- [PROMPT 1] Repeat, from the entries only, the lines starting with the line containing "poster-tag: 零基 [370, 425, 395, 439]" and ending with the line containing "poster-line: SQL [711, 309, 787, 349]", both included.

- [PASSAGE]
═══
Operational performance

response latency (alert → action)
escalation time (alert → responsible authority engaged)
system availability/uptime

ii.

Signal quality in use

false alarm rate in operational context
missed event rate (including late alerts)
alert fatigue indicators (e.g., ignored alerts over time)

iii.

Inclusion and legitimacy

alert reach by vulnerability group
complaint rate and complaint concentration
contestation resolution time

iv.

Accountability and learning

audit trail completeness
post-incident review completion
corrective action closure rate

These indicators are designed to complement hydrological evaluation metrics rather than supplant them, ensuring that both operational performance and legitimacy are evaluated alongside model accuracy.

4.8. Transitioning from Legitimacy Deficits to Predictable Incident Risk

The section illustrates how gaps in legitimacy and contextual validity lead to predictable incident pathways. This means that evaluators can utilise the Legitimacy Stress-Test not only to outline governance conditions but also to predict which failures are likely to occur unless appropriate mitigations are implemented.

5. Illustrative Case: Applying the Legitimacy Stress-Test to an AI–IoT Flood Early Warning System

This case-based walkthrough demonstrates how to use the Legitimacy Stress-Test in an AI-IoT water decision framework. The aim is to show the tool's practical application: evaluators can assess contextual legitimacy, identify incident paths, and suggest governance improvements. This approach supports the integration of advanced modeling with practical use and offers a protocol for evaluators.

5.1. Case Rationale: Why Flood Early Warning is an Appropriate Illustrative Setting

Flood early warning systems provide an exemplary framework for implementing the Legitimacy Stress-Test for three primary reasons. Flood situations necessitate critical, time-sensitive decisions, in which governance structures and the authority to escalate can profoundly influence outcomes. Secondly, contemporary flood early warning systems frequently employ IoT sensors (including rain gauges and river-level sensors), remote sensing technology, and AI prediction models, demonstrating the synergy between AI and IoT. Ultimately, an effective flood response requires collaboration among diverse stakeholders, including meteorological agencies, disaster management organisations, local government, and community leaders, and the establishment of a governance framework that prioritises legitimacy, contestability, and accountability.

5.2. Illustrative System Description

The system is a regional flood early-warning system implemented across a river basin, supporting both urban and rural communities. The architecture of the system includes:

Sensing layer: river stage sensors and rainfall gauges are connected through cellular telemetry, with additional data provided by satellite precipitation products.
Analytics layer: A hybrid forecasting system that integrates machine learning-driven rainfall–runoff predictions with rule-based thresholds to trigger alerts.
═══
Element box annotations

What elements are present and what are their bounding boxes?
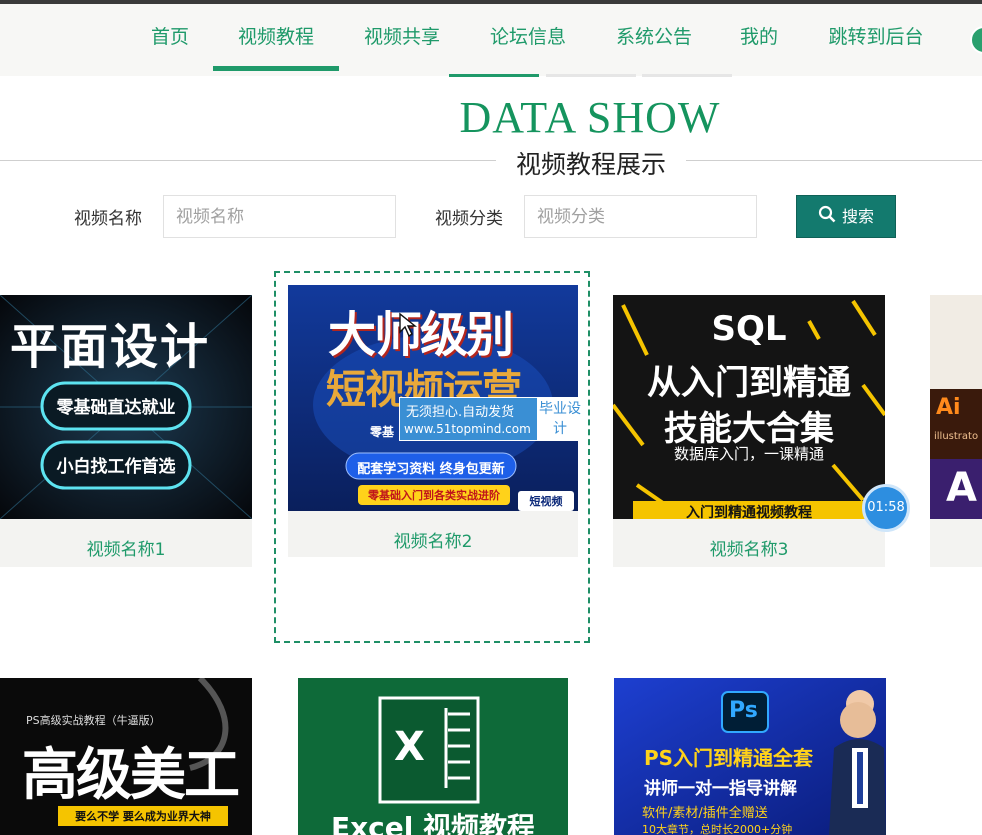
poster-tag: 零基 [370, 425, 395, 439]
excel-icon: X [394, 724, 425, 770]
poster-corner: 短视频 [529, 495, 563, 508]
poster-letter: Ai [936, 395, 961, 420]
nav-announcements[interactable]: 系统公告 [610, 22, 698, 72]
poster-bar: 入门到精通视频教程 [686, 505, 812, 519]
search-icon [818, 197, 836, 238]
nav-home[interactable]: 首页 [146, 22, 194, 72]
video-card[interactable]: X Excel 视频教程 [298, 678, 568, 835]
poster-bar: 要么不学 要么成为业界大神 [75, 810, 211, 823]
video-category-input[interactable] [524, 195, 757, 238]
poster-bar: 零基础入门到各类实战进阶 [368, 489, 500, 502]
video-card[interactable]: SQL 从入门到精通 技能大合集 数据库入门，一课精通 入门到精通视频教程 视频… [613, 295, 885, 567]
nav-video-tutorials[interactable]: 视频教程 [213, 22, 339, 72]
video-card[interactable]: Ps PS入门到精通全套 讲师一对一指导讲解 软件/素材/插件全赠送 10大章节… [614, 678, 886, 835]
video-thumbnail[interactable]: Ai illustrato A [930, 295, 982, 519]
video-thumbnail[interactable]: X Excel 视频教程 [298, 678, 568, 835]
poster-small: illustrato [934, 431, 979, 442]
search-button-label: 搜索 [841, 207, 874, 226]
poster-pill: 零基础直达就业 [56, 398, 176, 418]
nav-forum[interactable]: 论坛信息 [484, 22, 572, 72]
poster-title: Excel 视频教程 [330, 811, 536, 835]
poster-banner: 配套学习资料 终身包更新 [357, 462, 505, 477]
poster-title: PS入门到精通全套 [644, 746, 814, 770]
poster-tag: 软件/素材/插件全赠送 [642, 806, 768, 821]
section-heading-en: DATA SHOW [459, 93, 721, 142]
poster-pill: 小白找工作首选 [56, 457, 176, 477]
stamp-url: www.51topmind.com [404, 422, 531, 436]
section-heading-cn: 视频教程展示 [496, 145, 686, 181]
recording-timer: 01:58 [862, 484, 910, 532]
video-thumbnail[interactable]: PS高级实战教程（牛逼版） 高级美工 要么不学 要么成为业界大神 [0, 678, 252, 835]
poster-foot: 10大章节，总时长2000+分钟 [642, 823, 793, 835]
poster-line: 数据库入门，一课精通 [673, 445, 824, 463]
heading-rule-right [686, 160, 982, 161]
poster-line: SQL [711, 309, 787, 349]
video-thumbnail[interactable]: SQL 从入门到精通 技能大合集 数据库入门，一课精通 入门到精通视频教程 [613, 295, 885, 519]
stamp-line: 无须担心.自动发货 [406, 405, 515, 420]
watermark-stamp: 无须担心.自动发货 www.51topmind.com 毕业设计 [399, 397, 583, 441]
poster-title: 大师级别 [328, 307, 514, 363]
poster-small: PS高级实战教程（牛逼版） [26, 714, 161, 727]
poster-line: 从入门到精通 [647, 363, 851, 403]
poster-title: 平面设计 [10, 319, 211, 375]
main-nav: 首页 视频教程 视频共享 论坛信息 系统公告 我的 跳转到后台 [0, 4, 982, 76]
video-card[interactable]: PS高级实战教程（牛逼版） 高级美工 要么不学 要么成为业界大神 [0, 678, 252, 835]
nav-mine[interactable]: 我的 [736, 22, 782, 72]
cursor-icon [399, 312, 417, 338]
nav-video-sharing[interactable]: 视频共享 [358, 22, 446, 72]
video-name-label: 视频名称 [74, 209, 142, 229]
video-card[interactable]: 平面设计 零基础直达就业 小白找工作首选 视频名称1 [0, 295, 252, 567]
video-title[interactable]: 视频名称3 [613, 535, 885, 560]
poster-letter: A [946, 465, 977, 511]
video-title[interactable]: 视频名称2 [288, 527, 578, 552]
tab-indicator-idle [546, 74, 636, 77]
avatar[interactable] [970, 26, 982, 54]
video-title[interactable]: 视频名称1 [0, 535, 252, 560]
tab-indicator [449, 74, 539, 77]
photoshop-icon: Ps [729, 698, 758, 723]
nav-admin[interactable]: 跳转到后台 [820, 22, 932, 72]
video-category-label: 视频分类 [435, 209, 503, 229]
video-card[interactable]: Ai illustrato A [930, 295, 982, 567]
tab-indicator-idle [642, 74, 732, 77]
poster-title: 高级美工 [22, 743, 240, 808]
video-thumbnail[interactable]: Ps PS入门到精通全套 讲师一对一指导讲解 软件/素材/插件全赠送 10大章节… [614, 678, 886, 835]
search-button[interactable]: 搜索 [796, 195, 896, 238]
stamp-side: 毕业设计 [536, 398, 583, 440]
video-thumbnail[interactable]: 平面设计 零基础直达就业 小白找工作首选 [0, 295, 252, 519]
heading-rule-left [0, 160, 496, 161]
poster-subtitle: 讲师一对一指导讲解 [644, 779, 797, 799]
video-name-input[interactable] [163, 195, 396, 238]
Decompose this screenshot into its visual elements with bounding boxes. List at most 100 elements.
═══
- [PROMPT 2] Pick up the passage on the Legitimacy Stress-Test and the flood early-warning system where it stops, and continue it.

- [EXERCISE RESULT 1]
poster-tag: 零基 [370, 425, 395, 439]
excel-icon: X [394, 724, 425, 770]
poster-corner: 短视频 [529, 495, 563, 508]
poster-letter: Ai [936, 395, 961, 420]
nav-announcements[interactable]: 系统公告 [610, 22, 698, 72]
poster-bar: 入门到精通视频教程 [686, 505, 812, 519]
search-icon [818, 197, 836, 238]
nav-home[interactable]: 首页 [146, 22, 194, 72]
video-card[interactable]: X Excel 视频教程 [298, 678, 568, 835]
poster-bar: 要么不学 要么成为业界大神 [75, 810, 211, 823]
video-category-input[interactable] [524, 195, 757, 238]
poster-bar: 零基础入门到各类实战进阶 [368, 489, 500, 502]
video-card[interactable]: SQL 从入门到精通 技能大合集 数据库入门，一课精通 入门到精通视频教程 视频… [613, 295, 885, 567]
nav-video-tutorials[interactable]: 视频教程 [213, 22, 339, 72]
video-card[interactable]: Ps PS入门到精通全套 讲师一对一指导讲解 软件/素材/插件全赠送 10大章节… [614, 678, 886, 835]
video-thumbnail[interactable]: Ai illustrato A [930, 295, 982, 519]
video-thumbnail[interactable]: X Excel 视频教程 [298, 678, 568, 835]
poster-small: illustrato [934, 431, 979, 442]
search-button-label: 搜索 [841, 207, 874, 226]
poster-pill: 零基础直达就业 [56, 398, 176, 418]
nav-forum[interactable]: 论坛信息 [484, 22, 572, 72]
poster-title: Excel 视频教程 [330, 811, 536, 835]
poster-banner: 配套学习资料 终身包更新 [357, 462, 505, 477]
poster-title: PS入门到精通全套 [644, 746, 814, 770]
poster-tag: 软件/素材/插件全赠送 [642, 806, 768, 821]
section-heading-en: DATA SHOW [459, 93, 721, 142]
poster-pill: 小白找工作首选 [56, 457, 176, 477]
stamp-url: www.51topmind.com [404, 422, 531, 436]
section-heading-cn: 视频教程展示 [496, 145, 686, 181]
recording-timer: 01:58 [862, 484, 910, 532]
video-thumbnail[interactable]: PS高级实战教程（牛逼版） 高级美工 要么不学 要么成为业界大神 [0, 678, 252, 835]
poster-foot: 10大章节，总时长2000+分钟 [642, 823, 793, 835]
poster-line: 数据库入门，一课精通 [673, 445, 824, 463]
heading-rule-right [686, 160, 982, 161]
poster-line: SQL [711, 309, 787, 349]

- [EXERCISE RESULT 2]
Decision layer: Automated alert generation via SMS and dashboard notifications, including recommended escalation if predicted levels surpass predefined thresholds.
Institutional layer: A primary water agency overseeing system operations, coordinating with disaster management authorities and local governments.
Social layer: community-level recipients, such as high-risk populations residing in floodplains.

The system is considered to have performed well in controlled validation assessments and exhibits significant predictive ability for river-level exceedances. However, its performance in real-world conditions varies, with observed issues including false alarms, delayed responses, and inconsistent alert distribution.

5.3. Applying the Stress-Test: Evidence and Scoring Approach

A thorough evaluation requires multiple sources of evidence, including system logs, maintenance records, standard operating procedures, training materials, escalation protocols, stakeholder engagement documentation, and audit trails. The scores presented are illustrative, reflecting typical early-stage deployment conditions in the implementation literature, and do not constitute a validated assessment of any specific system. The goal is to show how the scoring protocol creates a clear legitimacy risk profile, identifies potential incident pathways, and aids in prioritising governance improvements.

5.4. Results: Legitimacy Risk Profile and Predicted Incident Pathways

Table 4 presents the scoring profile for initial deployments. It indicates that although technological capability exists, governance and contextual preparedness are deficient. The resulting risk profile can indicate likely specific incident outcomes, including delayed escalation, false-alarm fatigue, and exclusion of vulnerable groups.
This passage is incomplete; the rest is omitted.